- Exercise goal:
Would you repeat the listing exactly but omit every picture?

(Source data)
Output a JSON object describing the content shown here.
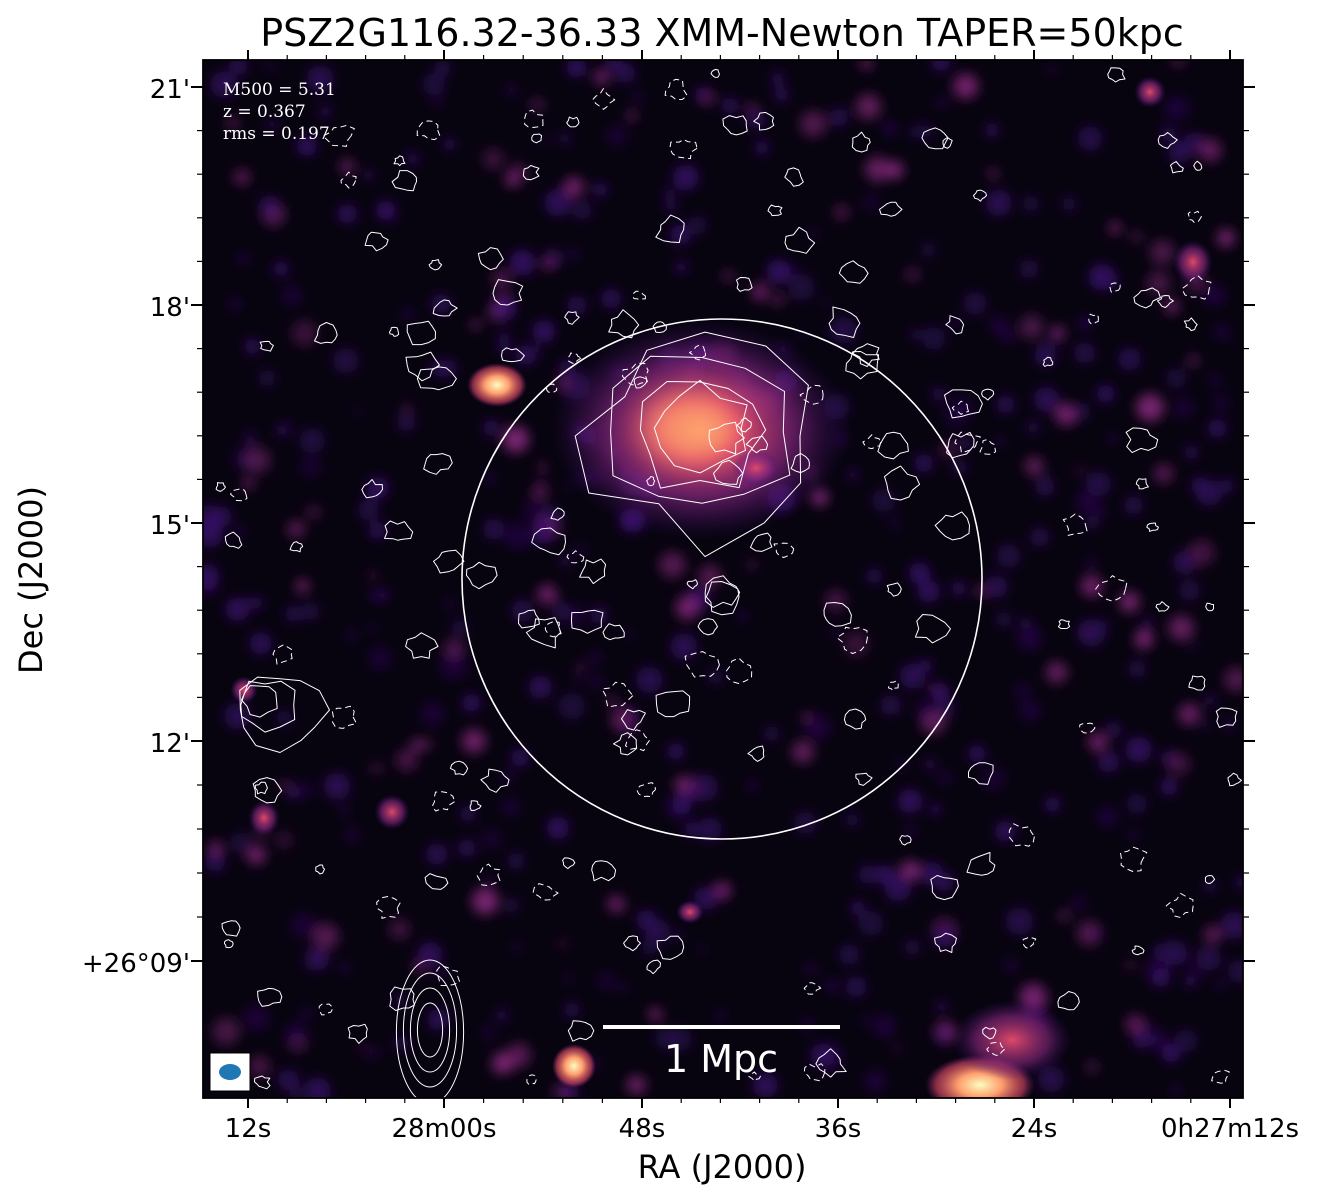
{
  "title": "PSZ2G116.32-36.33 XMM-Newton TAPER=50kpc",
  "x_axis_label": "RA (J2000)",
  "y_axis_label": "Dec (J2000)",
  "x_ticks": [
    "12s",
    "28m00s",
    "48s",
    "36s",
    "24s",
    "0h27m12s"
  ],
  "y_ticks": [
    "21'",
    "18'",
    "15'",
    "12'",
    "+26°09'"
  ],
  "info": {
    "m500": "M500 = 5.31",
    "z": "z = 0.367",
    "rms": "rms = 0.197"
  },
  "scale_bar_label": "1 Mpc",
  "colormap": [
    "#000004",
    "#3b0f70",
    "#8c2981",
    "#de4968",
    "#fe9f6d",
    "#fcfdbf"
  ],
  "contour_color": "#ffffff",
  "beam_color": "#1f77b4"
}
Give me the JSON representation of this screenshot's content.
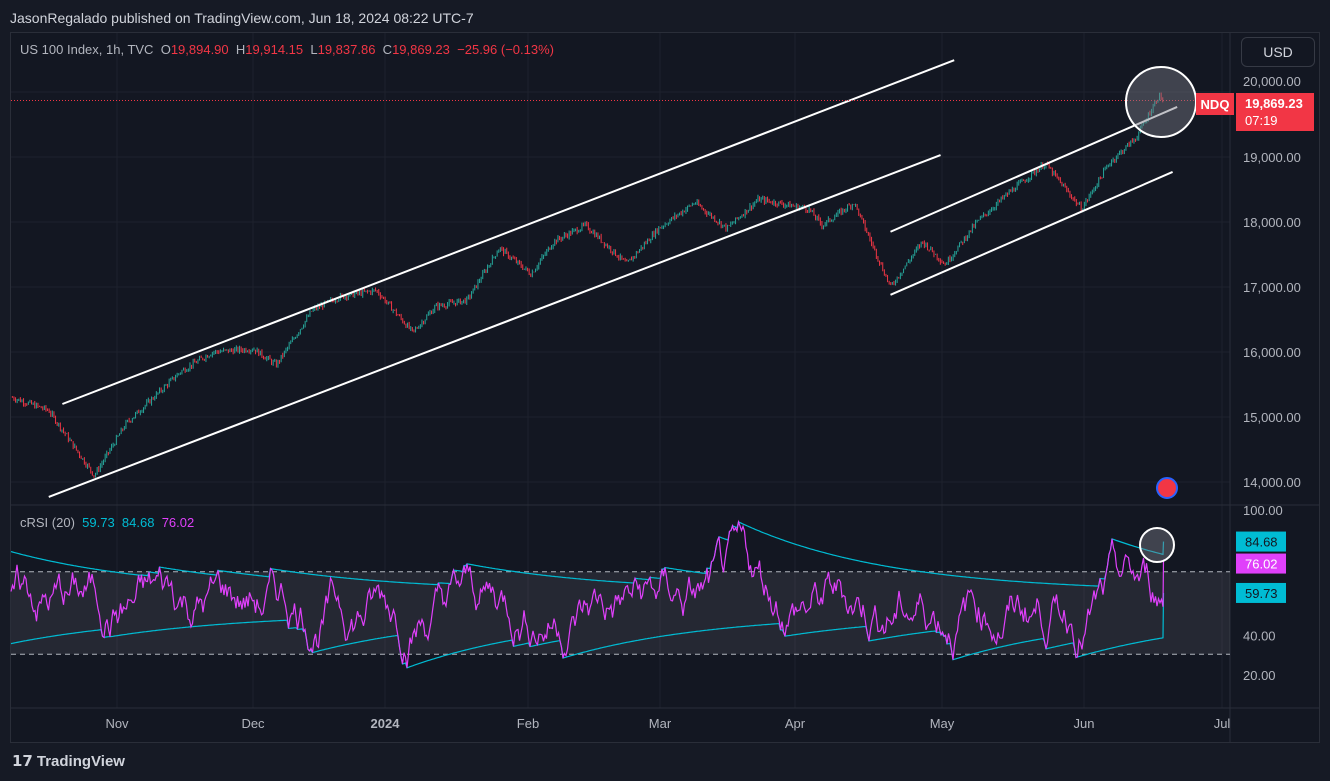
{
  "header": {
    "published": "JasonRegalado published on TradingView.com, Jun 18, 2024 08:22 UTC-7"
  },
  "legend": {
    "symbol": "US 100 Index, 1h, TVC",
    "o_label": "O",
    "o": "19,894.90",
    "h_label": "H",
    "h": "19,914.15",
    "l_label": "L",
    "l": "19,837.86",
    "c_label": "C",
    "c": "19,869.23",
    "change": "−25.96 (−0.13%)"
  },
  "currency_button": "USD",
  "price_badge": {
    "ticker": "NDQ",
    "price": "19,869.23",
    "countdown": "07:19",
    "color": "#f23645"
  },
  "rsi_legend": {
    "name": "cRSI (20)",
    "v1": "59.73",
    "v2": "84.68",
    "v3": "76.02"
  },
  "rsi_badges": [
    {
      "value": "84.68",
      "color": "#00bcd4"
    },
    {
      "value": "76.02",
      "color": "#e040fb"
    },
    {
      "value": "59.73",
      "color": "#00bcd4"
    }
  ],
  "price_axis": [
    "20,000.00",
    "19,000.00",
    "18,000.00",
    "17,000.00",
    "16,000.00",
    "15,000.00",
    "14,000.00"
  ],
  "rsi_axis": [
    "100.00",
    "40.00",
    "20.00"
  ],
  "time_axis": [
    "Nov",
    "Dec",
    "2024",
    "Feb",
    "Mar",
    "Apr",
    "May",
    "Jun",
    "Jul"
  ],
  "footer": {
    "brand": "TradingView"
  },
  "chart_data": {
    "type": "candlestick",
    "price_ylim": [
      13700,
      20300
    ],
    "last_price": 19869.23,
    "up_color": "#26a69a",
    "down_color": "#f23645",
    "price_path": [
      [
        "2023-10-09",
        15300
      ],
      [
        "2023-10-17",
        15100
      ],
      [
        "2023-10-27",
        14100
      ],
      [
        "2023-11-03",
        14900
      ],
      [
        "2023-11-15",
        15700
      ],
      [
        "2023-11-22",
        16000
      ],
      [
        "2023-12-01",
        16050
      ],
      [
        "2023-12-06",
        15800
      ],
      [
        "2023-12-14",
        16650
      ],
      [
        "2023-12-20",
        16850
      ],
      [
        "2023-12-28",
        16950
      ],
      [
        "2024-01-05",
        16300
      ],
      [
        "2024-01-10",
        16700
      ],
      [
        "2024-01-17",
        16800
      ],
      [
        "2024-01-24",
        17600
      ],
      [
        "2024-01-31",
        17200
      ],
      [
        "2024-02-05",
        17700
      ],
      [
        "2024-02-12",
        17950
      ],
      [
        "2024-02-21",
        17350
      ],
      [
        "2024-02-28",
        17900
      ],
      [
        "2024-03-07",
        18300
      ],
      [
        "2024-03-14",
        17900
      ],
      [
        "2024-03-21",
        18350
      ],
      [
        "2024-04-01",
        18200
      ],
      [
        "2024-04-04",
        17950
      ],
      [
        "2024-04-11",
        18300
      ],
      [
        "2024-04-19",
        17000
      ],
      [
        "2024-04-26",
        17700
      ],
      [
        "2024-05-01",
        17350
      ],
      [
        "2024-05-08",
        18000
      ],
      [
        "2024-05-15",
        18450
      ],
      [
        "2024-05-23",
        18900
      ],
      [
        "2024-05-31",
        18200
      ],
      [
        "2024-06-06",
        18900
      ],
      [
        "2024-06-12",
        19300
      ],
      [
        "2024-06-17",
        19950
      ],
      [
        "2024-06-18",
        19869
      ]
    ],
    "trendlines": [
      {
        "from": [
          "2023-10-17",
          13770
        ],
        "to": [
          "2024-04-30",
          19030
        ]
      },
      {
        "from": [
          "2023-10-20",
          15200
        ],
        "to": [
          "2024-05-03",
          20490
        ]
      },
      {
        "from": [
          "2024-04-19",
          17850
        ],
        "to": [
          "2024-06-21",
          19770
        ]
      },
      {
        "from": [
          "2024-04-19",
          16880
        ],
        "to": [
          "2024-06-20",
          18770
        ]
      }
    ],
    "rsi": {
      "period": 20,
      "ylim": [
        10,
        100
      ],
      "upper_band": 70,
      "lower_band": 30,
      "last": {
        "crsi": 76.02,
        "upper": 84.68,
        "lower": 59.73
      },
      "line_color": "#e040fb",
      "band_color": "#00bcd4"
    }
  }
}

- The response:
Output a JSON object describing the content shown here.
{
  "title": "PSZ2G116.32-36.33 XMM-Newton TAPER=50kpc",
  "x_axis_label": "RA (J2000)",
  "y_axis_label": "Dec (J2000)",
  "x_ticks": [
    "12s",
    "28m00s",
    "48s",
    "36s",
    "24s",
    "0h27m12s"
  ],
  "y_ticks": [
    "21'",
    "18'",
    "15'",
    "12'",
    "+26°09'"
  ],
  "info": {
    "m500": "M500 = 5.31",
    "z": "z = 0.367",
    "rms": "rms = 0.197"
  },
  "scale_bar_label": "1 Mpc",
  "colormap": [
    "#000004",
    "#3b0f70",
    "#8c2981",
    "#de4968",
    "#fe9f6d",
    "#fcfdbf"
  ],
  "contour_color": "#ffffff",
  "beam_color": "#1f77b4"
}
Give me the JSON representation of this screenshot's content.
{
  "header": {
    "published": "JasonRegalado published on TradingView.com, Jun 18, 2024 08:22 UTC-7"
  },
  "legend": {
    "symbol": "US 100 Index, 1h, TVC",
    "o_label": "O",
    "o": "19,894.90",
    "h_label": "H",
    "h": "19,914.15",
    "l_label": "L",
    "l": "19,837.86",
    "c_label": "C",
    "c": "19,869.23",
    "change": "−25.96 (−0.13%)"
  },
  "currency_button": "USD",
  "price_badge": {
    "ticker": "NDQ",
    "price": "19,869.23",
    "countdown": "07:19",
    "color": "#f23645"
  },
  "rsi_legend": {
    "name": "cRSI (20)",
    "v1": "59.73",
    "v2": "84.68",
    "v3": "76.02"
  },
  "rsi_badges": [
    {
      "value": "84.68",
      "color": "#00bcd4"
    },
    {
      "value": "76.02",
      "color": "#e040fb"
    },
    {
      "value": "59.73",
      "color": "#00bcd4"
    }
  ],
  "price_axis": [
    "20,000.00",
    "19,000.00",
    "18,000.00",
    "17,000.00",
    "16,000.00",
    "15,000.00",
    "14,000.00"
  ],
  "rsi_axis": [
    "100.00",
    "40.00",
    "20.00"
  ],
  "time_axis": [
    "Nov",
    "Dec",
    "2024",
    "Feb",
    "Mar",
    "Apr",
    "May",
    "Jun",
    "Jul"
  ],
  "footer": {
    "brand": "TradingView"
  },
  "chart_data": {
    "type": "candlestick",
    "price_ylim": [
      13700,
      20300
    ],
    "last_price": 19869.23,
    "up_color": "#26a69a",
    "down_color": "#f23645",
    "price_path": [
      [
        "2023-10-09",
        15300
      ],
      [
        "2023-10-17",
        15100
      ],
      [
        "2023-10-27",
        14100
      ],
      [
        "2023-11-03",
        14900
      ],
      [
        "2023-11-15",
        15700
      ],
      [
        "2023-11-22",
        16000
      ],
      [
        "2023-12-01",
        16050
      ],
      [
        "2023-12-06",
        15800
      ],
      [
        "2023-12-14",
        16650
      ],
      [
        "2023-12-20",
        16850
      ],
      [
        "2023-12-28",
        16950
      ],
      [
        "2024-01-05",
        16300
      ],
      [
        "2024-01-10",
        16700
      ],
      [
        "2024-01-17",
        16800
      ],
      [
        "2024-01-24",
        17600
      ],
      [
        "2024-01-31",
        17200
      ],
      [
        "2024-02-05",
        17700
      ],
      [
        "2024-02-12",
        17950
      ],
      [
        "2024-02-21",
        17350
      ],
      [
        "2024-02-28",
        17900
      ],
      [
        "2024-03-07",
        18300
      ],
      [
        "2024-03-14",
        17900
      ],
      [
        "2024-03-21",
        18350
      ],
      [
        "2024-04-01",
        18200
      ],
      [
        "2024-04-04",
        17950
      ],
      [
        "2024-04-11",
        18300
      ],
      [
        "2024-04-19",
        17000
      ],
      [
        "2024-04-26",
        17700
      ],
      [
        "2024-05-01",
        17350
      ],
      [
        "2024-05-08",
        18000
      ],
      [
        "2024-05-15",
        18450
      ],
      [
        "2024-05-23",
        18900
      ],
      [
        "2024-05-31",
        18200
      ],
      [
        "2024-06-06",
        18900
      ],
      [
        "2024-06-12",
        19300
      ],
      [
        "2024-06-17",
        19950
      ],
      [
        "2024-06-18",
        19869
      ]
    ],
    "trendlines": [
      {
        "from": [
          "2023-10-17",
          13770
        ],
        "to": [
          "2024-04-30",
          19030
        ]
      },
      {
        "from": [
          "2023-10-20",
          15200
        ],
        "to": [
          "2024-05-03",
          20490
        ]
      },
      {
        "from": [
          "2024-04-19",
          17850
        ],
        "to": [
          "2024-06-21",
          19770
        ]
      },
      {
        "from": [
          "2024-04-19",
          16880
        ],
        "to": [
          "2024-06-20",
          18770
        ]
      }
    ],
    "rsi": {
      "period": 20,
      "ylim": [
        10,
        100
      ],
      "upper_band": 70,
      "lower_band": 30,
      "last": {
        "crsi": 76.02,
        "upper": 84.68,
        "lower": 59.73
      },
      "line_color": "#e040fb",
      "band_color": "#00bcd4"
    }
  }
}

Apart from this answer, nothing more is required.